_WHAT TO WORK ON_
Locate all lines with the word "title" and copy them out.

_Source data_
- - - - -

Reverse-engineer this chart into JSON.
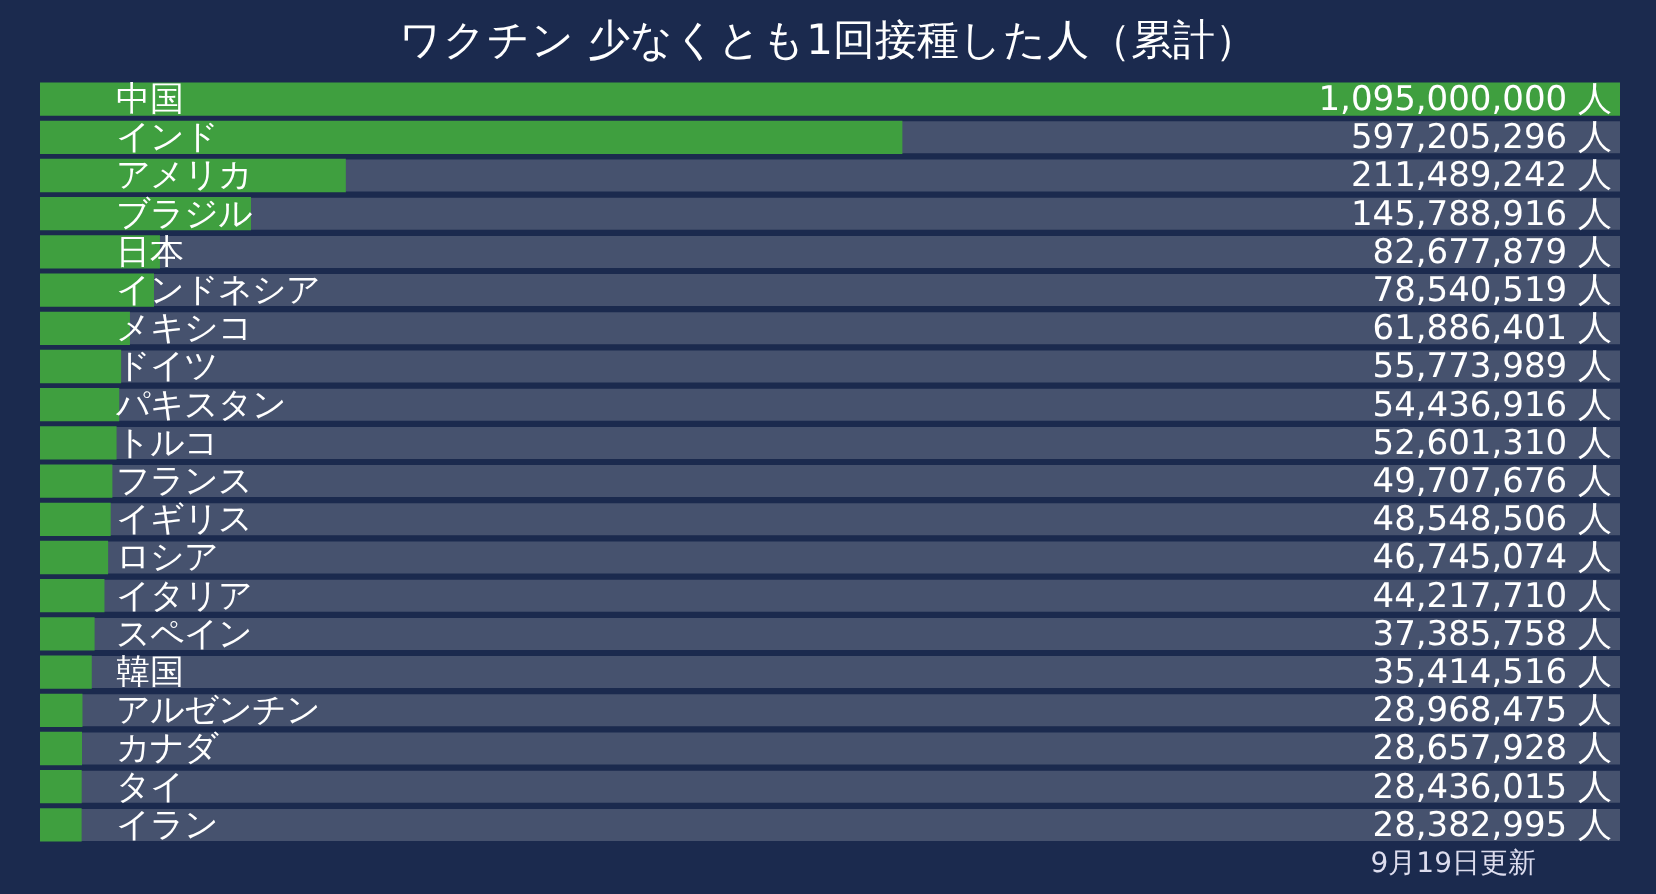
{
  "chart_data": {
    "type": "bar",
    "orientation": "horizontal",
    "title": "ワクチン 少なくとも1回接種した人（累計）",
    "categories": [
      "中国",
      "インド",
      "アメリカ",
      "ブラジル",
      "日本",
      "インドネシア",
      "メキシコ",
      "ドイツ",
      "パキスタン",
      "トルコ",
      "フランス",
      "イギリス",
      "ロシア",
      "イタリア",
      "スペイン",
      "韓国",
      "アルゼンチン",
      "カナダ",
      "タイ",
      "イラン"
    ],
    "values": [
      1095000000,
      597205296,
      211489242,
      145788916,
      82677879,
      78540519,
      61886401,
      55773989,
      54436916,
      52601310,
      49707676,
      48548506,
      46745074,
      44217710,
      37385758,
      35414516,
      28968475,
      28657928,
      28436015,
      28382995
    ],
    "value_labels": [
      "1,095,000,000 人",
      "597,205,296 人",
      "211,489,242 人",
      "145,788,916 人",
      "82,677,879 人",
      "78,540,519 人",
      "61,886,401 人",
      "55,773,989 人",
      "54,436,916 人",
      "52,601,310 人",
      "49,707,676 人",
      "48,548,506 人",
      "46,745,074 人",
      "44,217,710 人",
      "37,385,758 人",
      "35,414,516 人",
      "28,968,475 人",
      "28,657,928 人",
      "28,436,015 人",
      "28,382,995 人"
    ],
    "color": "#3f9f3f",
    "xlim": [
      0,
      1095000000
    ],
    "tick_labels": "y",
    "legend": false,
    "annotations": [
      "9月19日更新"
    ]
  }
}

- - - - -

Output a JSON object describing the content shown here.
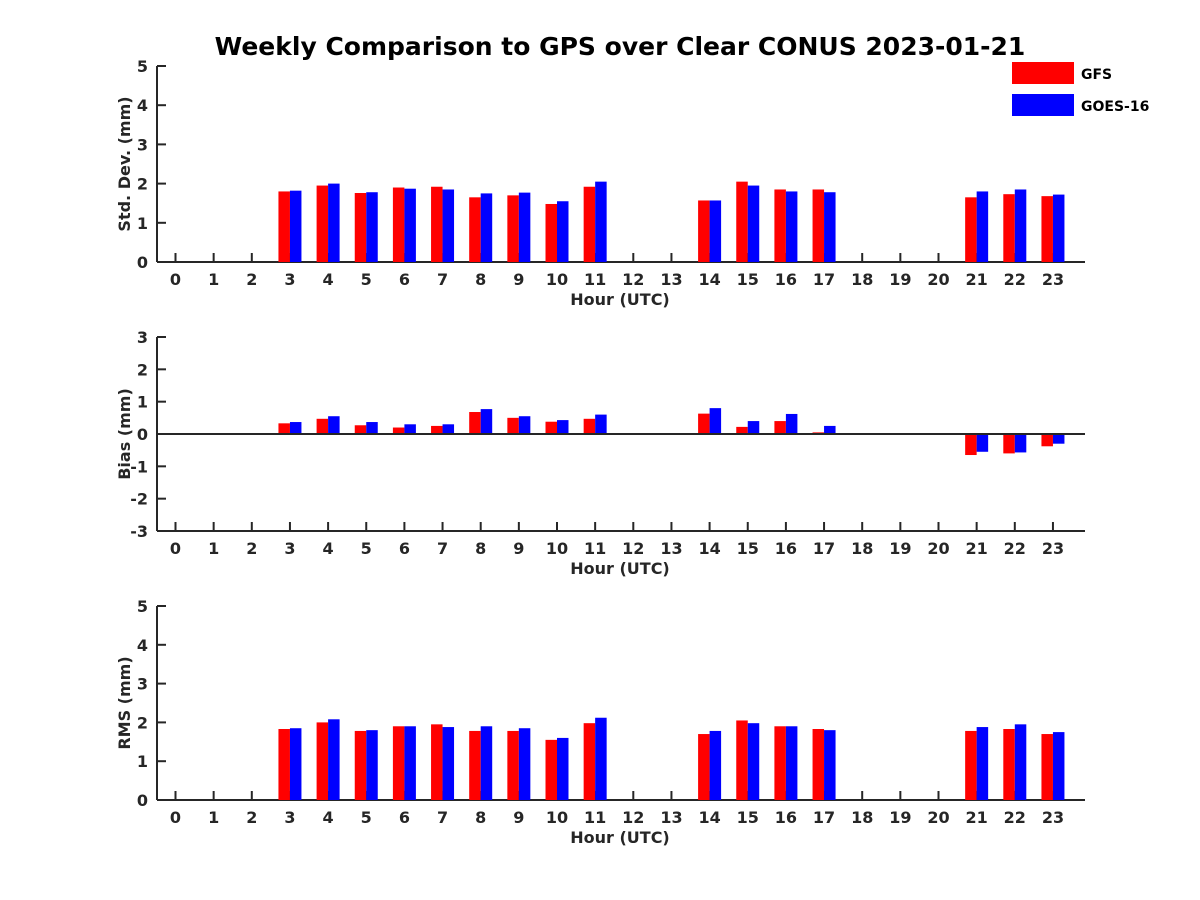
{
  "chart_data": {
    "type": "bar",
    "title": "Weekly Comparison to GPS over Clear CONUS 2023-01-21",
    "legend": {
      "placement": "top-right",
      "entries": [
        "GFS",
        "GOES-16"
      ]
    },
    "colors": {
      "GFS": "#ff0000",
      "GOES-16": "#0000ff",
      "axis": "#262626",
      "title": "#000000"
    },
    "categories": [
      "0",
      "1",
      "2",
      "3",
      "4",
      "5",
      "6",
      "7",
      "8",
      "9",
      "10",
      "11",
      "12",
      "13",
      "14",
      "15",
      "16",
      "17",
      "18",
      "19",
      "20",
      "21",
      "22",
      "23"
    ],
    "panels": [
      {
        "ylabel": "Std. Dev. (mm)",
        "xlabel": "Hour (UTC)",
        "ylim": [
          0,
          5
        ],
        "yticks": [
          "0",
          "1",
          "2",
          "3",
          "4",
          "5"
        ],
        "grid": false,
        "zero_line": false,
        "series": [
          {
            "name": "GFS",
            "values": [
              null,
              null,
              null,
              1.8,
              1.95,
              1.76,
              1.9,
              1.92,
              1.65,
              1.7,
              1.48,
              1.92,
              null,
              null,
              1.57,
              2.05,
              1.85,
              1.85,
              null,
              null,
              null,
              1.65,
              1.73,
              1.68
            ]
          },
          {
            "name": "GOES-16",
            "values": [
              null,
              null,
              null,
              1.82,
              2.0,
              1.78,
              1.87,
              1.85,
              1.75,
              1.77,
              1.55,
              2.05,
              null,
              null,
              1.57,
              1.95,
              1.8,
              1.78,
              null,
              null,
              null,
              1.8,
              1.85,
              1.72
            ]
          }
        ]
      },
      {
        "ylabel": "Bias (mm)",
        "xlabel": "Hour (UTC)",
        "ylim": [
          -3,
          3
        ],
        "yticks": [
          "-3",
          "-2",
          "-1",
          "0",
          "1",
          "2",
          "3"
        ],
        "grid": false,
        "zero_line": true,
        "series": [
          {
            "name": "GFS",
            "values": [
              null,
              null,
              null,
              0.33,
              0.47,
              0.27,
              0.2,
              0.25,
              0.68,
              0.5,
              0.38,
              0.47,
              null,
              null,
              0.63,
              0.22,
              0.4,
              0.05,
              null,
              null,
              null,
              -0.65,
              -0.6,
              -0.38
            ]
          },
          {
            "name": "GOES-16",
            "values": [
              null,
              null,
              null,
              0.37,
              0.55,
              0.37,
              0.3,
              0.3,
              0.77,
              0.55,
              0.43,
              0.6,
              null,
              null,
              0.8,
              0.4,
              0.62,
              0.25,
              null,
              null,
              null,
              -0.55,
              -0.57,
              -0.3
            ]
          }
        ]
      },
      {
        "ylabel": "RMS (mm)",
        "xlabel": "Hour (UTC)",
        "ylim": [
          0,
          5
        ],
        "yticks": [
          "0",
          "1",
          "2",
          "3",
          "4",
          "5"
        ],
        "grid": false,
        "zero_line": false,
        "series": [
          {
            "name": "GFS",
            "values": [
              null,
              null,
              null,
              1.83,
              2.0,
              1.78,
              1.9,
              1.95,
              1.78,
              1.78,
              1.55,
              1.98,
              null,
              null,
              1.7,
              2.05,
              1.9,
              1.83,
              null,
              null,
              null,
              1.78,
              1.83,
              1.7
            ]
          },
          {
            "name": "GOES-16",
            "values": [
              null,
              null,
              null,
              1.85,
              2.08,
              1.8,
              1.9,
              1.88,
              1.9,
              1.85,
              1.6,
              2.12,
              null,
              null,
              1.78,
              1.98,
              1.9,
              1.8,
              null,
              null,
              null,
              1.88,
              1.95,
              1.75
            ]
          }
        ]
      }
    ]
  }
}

- - - - -

_WRITTEN SOLUTION_
    "title": "ワクチン 少なくとも1回接種した人（累計）",
    "title": "Weekly Comparison to GPS over Clear CONUS 2023-01-21",
      "title": "#000000"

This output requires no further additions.